[Excerpt from a dataset]
^^^^

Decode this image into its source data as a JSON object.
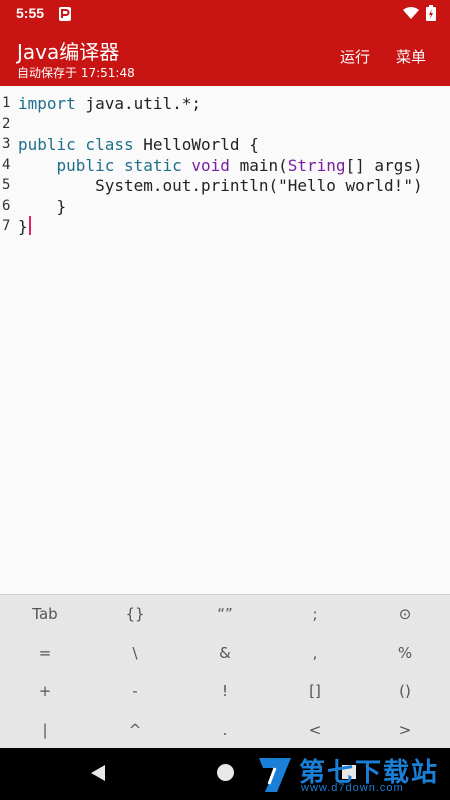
{
  "status_bar": {
    "time": "5:55"
  },
  "app_bar": {
    "title": "Java编译器",
    "subtitle": "自动保存于 17:51:48",
    "run_label": "运行",
    "menu_label": "菜单"
  },
  "editor": {
    "line_numbers": [
      "1",
      "2",
      "3",
      "4",
      "5",
      "6",
      "7"
    ],
    "lines": [
      [
        "import",
        " java.util.*;"
      ],
      [
        "",
        ""
      ],
      [
        "public class",
        " HelloWorld {"
      ],
      [
        "    public static",
        " ",
        "void",
        " main(",
        "String",
        "[] args)"
      ],
      [
        "",
        "        System.out.println(\"Hello world!\")"
      ],
      [
        "",
        "    }"
      ],
      [
        "",
        "}"
      ]
    ]
  },
  "keyboard": {
    "rows": [
      [
        "Tab",
        "{}",
        "“”",
        ";",
        "⊙"
      ],
      [
        "=",
        "\\",
        "&",
        ",",
        "%"
      ],
      [
        "+",
        "-",
        "!",
        "[]",
        "()"
      ],
      [
        "|",
        "^",
        ".",
        "<",
        ">"
      ]
    ]
  },
  "watermark": {
    "name": "第七下载站",
    "url": "www.d7down.com"
  },
  "colors": {
    "accent": "#c91414",
    "keyword": "#1f6f8b",
    "type": "#7b1fa2",
    "caret": "#e0245e",
    "watermark": "#1a7fd6"
  }
}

^^^^

_Task directions_:
Your task is to return the entries above exactly, with no pictures.

_Result for this exercise_:
Decode this image into its source data as a JSON object.
{
  "status_bar": {
    "time": "5:55"
  },
  "app_bar": {
    "title": "Java编译器",
    "subtitle": "自动保存于 17:51:48",
    "run_label": "运行",
    "menu_label": "菜单"
  },
  "editor": {
    "line_numbers": [
      "1",
      "2",
      "3",
      "4",
      "5",
      "6",
      "7"
    ],
    "lines": [
      [
        "import",
        " java.util.*;"
      ],
      [
        "",
        ""
      ],
      [
        "public class",
        " HelloWorld {"
      ],
      [
        "    public static",
        " ",
        "void",
        " main(",
        "String",
        "[] args)"
      ],
      [
        "",
        "        System.out.println(\"Hello world!\")"
      ],
      [
        "",
        "    }"
      ],
      [
        "",
        "}"
      ]
    ]
  },
  "keyboard": {
    "rows": [
      [
        "Tab",
        "{}",
        "“”",
        ";",
        "⊙"
      ],
      [
        "=",
        "\\",
        "&",
        ",",
        "%"
      ],
      [
        "+",
        "-",
        "!",
        "[]",
        "()"
      ],
      [
        "|",
        "^",
        ".",
        "<",
        ">"
      ]
    ]
  },
  "watermark": {
    "name": "第七下载站",
    "url": "www.d7down.com"
  },
  "colors": {
    "accent": "#c91414",
    "keyword": "#1f6f8b",
    "type": "#7b1fa2",
    "caret": "#e0245e",
    "watermark": "#1a7fd6"
  }
}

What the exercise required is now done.